Set exercise => Each line that holds the word "palabra" counts once; report the total and nothing else.

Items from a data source

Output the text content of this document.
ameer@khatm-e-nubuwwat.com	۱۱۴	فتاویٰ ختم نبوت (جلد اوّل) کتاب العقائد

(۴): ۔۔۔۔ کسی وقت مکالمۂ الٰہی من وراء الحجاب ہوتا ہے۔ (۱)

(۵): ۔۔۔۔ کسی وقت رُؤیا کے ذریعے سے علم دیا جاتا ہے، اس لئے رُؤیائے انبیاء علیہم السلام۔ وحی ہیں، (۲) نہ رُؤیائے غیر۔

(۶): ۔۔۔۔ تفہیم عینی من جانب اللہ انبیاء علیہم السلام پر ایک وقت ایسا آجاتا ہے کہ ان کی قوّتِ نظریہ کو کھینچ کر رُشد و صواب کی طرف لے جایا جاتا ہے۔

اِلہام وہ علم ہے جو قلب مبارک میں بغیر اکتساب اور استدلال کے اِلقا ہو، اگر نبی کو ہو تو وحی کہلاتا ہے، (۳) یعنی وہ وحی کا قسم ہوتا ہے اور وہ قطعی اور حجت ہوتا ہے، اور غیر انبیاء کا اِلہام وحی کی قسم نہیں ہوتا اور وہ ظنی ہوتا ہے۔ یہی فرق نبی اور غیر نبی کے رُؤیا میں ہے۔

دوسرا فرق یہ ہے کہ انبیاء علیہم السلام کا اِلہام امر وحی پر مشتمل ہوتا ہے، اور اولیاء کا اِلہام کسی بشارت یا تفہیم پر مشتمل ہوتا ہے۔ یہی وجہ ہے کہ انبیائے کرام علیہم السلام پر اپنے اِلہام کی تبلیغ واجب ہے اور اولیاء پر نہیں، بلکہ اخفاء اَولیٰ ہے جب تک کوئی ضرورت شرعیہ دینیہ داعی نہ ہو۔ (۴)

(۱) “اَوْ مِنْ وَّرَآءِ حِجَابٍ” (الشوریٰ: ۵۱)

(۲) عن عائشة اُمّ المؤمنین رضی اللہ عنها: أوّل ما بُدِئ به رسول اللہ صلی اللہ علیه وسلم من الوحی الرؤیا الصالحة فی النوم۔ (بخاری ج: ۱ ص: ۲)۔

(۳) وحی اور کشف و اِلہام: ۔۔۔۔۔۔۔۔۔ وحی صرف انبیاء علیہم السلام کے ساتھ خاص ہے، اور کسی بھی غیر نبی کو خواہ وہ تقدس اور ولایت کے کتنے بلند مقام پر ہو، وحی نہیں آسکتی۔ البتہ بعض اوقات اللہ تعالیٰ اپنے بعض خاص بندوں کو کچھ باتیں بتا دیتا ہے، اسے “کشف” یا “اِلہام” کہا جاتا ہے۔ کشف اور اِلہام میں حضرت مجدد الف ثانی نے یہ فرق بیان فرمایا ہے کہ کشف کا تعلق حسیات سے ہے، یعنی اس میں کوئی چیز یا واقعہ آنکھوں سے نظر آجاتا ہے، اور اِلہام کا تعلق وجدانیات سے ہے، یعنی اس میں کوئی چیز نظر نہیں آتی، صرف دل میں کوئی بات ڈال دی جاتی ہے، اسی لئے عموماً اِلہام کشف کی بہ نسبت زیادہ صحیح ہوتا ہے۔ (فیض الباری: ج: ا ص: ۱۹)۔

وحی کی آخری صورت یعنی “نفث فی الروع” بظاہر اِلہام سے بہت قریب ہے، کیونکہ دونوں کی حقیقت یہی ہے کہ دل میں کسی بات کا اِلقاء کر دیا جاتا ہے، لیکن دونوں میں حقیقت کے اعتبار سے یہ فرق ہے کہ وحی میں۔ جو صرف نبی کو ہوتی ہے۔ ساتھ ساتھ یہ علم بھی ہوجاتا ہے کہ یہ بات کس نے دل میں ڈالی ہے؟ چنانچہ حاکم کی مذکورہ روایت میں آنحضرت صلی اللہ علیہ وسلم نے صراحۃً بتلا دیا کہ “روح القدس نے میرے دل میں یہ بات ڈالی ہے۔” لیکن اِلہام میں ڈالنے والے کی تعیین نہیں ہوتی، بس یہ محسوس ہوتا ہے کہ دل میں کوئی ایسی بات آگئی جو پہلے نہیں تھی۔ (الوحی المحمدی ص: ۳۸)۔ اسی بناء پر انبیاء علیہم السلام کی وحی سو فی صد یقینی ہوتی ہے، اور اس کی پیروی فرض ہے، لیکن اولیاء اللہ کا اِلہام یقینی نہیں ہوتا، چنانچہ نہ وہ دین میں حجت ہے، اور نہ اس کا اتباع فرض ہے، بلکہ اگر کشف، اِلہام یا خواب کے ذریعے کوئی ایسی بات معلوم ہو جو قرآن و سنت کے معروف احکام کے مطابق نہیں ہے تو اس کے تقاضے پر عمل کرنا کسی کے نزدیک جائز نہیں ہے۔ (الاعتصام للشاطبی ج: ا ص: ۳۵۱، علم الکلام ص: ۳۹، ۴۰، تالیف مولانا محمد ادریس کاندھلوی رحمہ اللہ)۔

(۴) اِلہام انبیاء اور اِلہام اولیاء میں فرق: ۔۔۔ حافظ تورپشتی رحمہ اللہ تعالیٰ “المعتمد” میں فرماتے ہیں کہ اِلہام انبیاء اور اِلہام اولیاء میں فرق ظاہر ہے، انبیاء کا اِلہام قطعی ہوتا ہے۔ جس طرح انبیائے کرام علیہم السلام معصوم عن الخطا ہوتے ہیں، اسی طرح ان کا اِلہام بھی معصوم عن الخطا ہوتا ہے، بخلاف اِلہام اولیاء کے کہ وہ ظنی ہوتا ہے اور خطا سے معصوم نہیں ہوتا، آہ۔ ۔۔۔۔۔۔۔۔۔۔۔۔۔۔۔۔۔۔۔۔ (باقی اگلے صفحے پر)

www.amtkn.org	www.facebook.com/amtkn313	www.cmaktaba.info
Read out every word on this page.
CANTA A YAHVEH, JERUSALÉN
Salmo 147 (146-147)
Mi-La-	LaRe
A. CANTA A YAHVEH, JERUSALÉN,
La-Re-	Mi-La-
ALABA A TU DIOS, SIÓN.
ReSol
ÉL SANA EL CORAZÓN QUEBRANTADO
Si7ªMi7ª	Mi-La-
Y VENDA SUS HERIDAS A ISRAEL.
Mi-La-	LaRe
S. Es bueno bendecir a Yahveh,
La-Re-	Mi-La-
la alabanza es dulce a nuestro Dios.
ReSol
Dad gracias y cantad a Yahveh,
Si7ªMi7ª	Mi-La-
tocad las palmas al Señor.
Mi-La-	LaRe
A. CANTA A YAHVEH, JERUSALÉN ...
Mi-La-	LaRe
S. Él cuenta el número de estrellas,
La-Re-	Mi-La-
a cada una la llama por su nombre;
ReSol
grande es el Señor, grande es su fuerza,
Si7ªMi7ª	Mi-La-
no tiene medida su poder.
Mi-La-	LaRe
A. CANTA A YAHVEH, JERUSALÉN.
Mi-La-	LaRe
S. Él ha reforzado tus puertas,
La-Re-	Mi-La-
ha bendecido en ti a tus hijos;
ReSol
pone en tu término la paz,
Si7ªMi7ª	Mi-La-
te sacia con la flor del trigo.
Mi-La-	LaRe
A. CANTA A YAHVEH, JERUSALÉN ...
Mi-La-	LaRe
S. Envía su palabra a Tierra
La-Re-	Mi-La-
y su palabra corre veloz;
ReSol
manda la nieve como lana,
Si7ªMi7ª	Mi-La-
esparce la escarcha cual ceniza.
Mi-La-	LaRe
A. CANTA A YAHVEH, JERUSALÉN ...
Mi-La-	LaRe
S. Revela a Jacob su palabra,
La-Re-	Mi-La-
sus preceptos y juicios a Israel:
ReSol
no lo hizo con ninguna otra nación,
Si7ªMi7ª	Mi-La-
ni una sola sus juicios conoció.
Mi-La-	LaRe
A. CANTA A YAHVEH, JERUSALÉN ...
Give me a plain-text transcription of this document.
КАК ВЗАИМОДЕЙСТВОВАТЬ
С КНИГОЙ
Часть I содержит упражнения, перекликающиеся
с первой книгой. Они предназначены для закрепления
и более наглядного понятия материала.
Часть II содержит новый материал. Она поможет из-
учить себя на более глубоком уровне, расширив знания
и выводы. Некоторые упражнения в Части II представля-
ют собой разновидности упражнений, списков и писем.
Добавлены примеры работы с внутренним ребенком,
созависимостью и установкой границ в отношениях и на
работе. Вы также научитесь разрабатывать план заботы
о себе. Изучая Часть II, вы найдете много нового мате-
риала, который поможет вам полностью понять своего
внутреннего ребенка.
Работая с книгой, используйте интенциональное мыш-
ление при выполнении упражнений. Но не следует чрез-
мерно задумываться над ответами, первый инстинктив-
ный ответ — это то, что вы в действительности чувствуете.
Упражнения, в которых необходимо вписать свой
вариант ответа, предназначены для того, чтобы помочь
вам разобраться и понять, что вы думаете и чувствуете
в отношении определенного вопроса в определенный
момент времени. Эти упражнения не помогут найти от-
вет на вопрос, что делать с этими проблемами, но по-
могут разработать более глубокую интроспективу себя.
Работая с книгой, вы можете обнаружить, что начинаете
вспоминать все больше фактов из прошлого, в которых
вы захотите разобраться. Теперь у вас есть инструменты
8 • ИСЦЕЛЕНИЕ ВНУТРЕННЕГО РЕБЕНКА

Task result => 3